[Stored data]

###

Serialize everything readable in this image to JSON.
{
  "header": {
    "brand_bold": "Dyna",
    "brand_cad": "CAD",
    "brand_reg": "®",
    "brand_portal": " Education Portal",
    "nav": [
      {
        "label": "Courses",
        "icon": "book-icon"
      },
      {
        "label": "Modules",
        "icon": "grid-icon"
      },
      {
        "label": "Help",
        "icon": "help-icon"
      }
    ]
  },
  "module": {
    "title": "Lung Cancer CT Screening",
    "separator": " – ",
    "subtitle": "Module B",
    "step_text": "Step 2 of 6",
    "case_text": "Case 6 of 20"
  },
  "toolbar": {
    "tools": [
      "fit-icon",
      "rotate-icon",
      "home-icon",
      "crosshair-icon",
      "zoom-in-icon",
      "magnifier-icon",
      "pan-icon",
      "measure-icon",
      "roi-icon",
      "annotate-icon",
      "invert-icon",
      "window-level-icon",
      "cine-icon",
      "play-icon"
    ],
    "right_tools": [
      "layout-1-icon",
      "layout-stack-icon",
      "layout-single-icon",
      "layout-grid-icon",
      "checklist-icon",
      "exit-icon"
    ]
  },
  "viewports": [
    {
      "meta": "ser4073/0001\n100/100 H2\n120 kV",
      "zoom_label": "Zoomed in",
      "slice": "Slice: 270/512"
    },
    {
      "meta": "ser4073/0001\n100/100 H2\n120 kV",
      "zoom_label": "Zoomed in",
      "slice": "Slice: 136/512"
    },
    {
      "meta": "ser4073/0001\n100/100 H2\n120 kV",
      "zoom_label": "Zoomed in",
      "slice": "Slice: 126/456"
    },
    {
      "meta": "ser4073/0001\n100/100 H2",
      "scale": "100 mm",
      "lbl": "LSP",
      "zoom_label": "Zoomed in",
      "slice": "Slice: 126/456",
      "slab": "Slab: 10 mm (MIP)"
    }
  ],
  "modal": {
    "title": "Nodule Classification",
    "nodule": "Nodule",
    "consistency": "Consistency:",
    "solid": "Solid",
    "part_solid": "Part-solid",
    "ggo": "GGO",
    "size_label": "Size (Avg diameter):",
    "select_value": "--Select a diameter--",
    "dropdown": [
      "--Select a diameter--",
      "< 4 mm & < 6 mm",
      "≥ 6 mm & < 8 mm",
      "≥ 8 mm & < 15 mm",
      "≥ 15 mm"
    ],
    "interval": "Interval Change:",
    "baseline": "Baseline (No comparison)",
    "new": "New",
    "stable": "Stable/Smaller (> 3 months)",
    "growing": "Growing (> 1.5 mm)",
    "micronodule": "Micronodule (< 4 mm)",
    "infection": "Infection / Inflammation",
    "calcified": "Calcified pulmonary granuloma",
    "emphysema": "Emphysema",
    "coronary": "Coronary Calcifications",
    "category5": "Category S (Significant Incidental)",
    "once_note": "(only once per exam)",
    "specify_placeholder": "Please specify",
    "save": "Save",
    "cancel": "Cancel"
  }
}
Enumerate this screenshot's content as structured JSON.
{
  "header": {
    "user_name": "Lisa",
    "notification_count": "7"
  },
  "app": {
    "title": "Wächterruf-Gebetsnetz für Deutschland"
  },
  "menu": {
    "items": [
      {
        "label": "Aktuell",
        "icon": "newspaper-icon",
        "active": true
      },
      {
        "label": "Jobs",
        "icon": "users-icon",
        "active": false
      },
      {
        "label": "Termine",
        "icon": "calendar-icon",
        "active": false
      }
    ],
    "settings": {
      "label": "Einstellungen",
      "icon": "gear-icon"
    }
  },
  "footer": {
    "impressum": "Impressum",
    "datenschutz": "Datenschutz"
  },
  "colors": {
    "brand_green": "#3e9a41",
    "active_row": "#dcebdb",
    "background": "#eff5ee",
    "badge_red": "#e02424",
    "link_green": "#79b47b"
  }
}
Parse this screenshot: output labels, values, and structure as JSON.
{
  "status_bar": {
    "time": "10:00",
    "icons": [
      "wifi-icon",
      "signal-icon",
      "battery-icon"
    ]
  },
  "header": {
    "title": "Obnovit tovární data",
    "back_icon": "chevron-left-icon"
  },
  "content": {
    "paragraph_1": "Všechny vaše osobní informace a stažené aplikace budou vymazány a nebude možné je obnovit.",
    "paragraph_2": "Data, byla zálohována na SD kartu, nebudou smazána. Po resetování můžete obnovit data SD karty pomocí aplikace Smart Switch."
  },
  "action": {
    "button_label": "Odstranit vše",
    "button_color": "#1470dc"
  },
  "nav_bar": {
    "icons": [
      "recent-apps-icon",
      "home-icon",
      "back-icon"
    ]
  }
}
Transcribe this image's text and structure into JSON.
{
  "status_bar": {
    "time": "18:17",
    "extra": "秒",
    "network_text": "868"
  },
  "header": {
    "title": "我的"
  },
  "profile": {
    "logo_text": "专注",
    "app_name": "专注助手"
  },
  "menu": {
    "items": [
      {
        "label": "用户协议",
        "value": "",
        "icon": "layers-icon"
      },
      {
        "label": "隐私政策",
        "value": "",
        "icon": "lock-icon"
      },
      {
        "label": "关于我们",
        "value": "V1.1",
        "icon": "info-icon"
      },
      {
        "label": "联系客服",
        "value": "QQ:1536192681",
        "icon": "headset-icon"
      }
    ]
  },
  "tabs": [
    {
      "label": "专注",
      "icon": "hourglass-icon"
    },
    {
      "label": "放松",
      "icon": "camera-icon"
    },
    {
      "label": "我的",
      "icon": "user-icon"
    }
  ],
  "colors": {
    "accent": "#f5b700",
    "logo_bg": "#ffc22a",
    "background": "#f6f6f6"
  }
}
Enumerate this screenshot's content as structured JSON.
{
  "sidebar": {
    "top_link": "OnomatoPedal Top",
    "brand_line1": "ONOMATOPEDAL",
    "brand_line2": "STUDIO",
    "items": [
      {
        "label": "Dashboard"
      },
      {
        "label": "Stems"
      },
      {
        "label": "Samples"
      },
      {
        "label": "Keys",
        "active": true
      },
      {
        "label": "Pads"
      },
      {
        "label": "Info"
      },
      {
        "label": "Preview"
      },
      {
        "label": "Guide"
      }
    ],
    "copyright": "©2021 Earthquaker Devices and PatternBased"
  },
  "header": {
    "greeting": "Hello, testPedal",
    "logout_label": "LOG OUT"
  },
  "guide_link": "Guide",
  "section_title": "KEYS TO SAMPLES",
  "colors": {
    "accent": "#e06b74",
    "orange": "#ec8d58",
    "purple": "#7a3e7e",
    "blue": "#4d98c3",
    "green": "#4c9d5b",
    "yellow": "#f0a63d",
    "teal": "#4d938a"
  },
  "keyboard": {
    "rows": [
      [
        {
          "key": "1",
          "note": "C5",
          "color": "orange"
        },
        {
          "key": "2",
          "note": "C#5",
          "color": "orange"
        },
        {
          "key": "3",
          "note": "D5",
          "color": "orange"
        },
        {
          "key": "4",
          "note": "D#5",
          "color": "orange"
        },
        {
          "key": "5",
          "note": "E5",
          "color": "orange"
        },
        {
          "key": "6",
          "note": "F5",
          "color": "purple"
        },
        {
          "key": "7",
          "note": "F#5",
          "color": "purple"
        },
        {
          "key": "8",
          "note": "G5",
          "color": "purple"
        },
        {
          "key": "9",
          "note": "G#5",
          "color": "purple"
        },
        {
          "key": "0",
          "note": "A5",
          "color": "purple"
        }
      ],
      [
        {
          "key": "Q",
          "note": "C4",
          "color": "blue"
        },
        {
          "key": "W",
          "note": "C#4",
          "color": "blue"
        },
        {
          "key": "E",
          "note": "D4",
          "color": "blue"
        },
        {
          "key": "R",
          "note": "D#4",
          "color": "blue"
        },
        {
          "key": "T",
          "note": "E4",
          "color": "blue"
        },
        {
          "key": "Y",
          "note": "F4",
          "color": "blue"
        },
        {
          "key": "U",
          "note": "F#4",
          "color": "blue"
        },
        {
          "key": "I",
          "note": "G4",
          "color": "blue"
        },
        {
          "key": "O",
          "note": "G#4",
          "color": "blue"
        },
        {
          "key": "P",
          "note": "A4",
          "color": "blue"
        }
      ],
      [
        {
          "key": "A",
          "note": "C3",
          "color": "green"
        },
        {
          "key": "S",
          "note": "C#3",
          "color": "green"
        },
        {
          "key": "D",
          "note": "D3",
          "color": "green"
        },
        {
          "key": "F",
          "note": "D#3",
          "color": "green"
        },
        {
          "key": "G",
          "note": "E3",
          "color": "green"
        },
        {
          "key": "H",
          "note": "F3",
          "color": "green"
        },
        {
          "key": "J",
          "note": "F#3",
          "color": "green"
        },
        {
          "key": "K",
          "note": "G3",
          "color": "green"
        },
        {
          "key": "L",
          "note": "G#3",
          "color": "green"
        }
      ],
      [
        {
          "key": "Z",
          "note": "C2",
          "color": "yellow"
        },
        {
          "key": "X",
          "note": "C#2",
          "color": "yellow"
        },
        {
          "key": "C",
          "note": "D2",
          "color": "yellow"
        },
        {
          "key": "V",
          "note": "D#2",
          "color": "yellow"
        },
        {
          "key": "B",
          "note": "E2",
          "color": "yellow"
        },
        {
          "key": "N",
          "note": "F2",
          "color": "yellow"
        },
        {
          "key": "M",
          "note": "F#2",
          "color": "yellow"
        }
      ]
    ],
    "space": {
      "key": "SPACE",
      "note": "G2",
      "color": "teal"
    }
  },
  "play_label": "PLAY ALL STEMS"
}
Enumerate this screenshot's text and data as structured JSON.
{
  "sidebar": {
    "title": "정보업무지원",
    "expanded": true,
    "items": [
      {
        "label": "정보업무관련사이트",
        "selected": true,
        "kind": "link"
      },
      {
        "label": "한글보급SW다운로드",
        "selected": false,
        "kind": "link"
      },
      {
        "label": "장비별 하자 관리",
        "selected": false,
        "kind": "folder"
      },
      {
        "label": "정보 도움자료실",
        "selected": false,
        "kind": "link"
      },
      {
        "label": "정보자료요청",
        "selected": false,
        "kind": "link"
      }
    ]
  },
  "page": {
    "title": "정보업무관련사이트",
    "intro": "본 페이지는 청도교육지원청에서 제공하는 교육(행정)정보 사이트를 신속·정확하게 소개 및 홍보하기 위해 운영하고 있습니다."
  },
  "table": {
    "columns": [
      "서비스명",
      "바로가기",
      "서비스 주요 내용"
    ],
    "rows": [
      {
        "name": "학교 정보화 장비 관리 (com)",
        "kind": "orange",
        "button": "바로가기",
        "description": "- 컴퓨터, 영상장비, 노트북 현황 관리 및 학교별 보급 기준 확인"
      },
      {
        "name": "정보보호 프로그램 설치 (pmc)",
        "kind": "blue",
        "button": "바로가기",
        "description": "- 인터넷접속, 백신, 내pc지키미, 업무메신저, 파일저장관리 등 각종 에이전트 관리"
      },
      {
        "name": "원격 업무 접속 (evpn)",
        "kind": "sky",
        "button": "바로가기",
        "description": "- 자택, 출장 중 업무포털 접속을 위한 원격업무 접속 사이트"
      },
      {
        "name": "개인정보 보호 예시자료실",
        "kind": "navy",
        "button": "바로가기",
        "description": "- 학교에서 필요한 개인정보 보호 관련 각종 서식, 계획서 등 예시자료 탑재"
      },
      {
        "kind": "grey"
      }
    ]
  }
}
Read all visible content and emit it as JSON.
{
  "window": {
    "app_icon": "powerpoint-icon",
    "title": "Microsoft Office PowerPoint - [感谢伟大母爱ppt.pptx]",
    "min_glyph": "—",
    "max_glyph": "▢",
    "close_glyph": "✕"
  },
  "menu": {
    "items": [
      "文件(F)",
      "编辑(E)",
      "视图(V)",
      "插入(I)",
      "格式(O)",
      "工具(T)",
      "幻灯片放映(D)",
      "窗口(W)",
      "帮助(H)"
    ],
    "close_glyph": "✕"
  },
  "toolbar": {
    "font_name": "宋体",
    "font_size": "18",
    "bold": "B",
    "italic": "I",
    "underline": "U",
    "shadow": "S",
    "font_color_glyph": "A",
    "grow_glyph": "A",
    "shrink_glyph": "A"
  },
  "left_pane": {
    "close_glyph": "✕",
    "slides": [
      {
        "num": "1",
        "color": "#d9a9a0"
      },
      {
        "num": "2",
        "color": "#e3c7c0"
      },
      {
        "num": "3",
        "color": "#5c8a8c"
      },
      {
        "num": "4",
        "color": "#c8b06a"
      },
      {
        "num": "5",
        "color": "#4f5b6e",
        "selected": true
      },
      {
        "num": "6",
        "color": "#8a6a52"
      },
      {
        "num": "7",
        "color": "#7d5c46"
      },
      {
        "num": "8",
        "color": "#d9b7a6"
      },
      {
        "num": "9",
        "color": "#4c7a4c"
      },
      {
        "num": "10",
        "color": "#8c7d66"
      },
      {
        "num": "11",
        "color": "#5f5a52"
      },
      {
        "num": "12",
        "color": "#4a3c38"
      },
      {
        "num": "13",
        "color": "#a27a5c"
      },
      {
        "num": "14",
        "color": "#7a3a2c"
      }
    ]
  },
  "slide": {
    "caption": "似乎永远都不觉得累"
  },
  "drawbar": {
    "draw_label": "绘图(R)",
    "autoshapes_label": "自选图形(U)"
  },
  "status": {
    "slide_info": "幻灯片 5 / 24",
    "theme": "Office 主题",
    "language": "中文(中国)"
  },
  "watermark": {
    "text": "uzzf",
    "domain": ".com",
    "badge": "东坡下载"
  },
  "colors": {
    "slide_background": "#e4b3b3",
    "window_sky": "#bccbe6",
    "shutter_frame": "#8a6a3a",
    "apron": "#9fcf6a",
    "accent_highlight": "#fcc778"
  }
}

###

#### [The task]
Give every line of the material that includes the string "screenshot".

#### [Complete output]
Enumerate this screenshot's content as structured JSON.
Parse this screenshot: output labels, values, and structure as JSON.
Enumerate this screenshot's content as structured JSON.
Enumerate this screenshot's text and data as structured JSON.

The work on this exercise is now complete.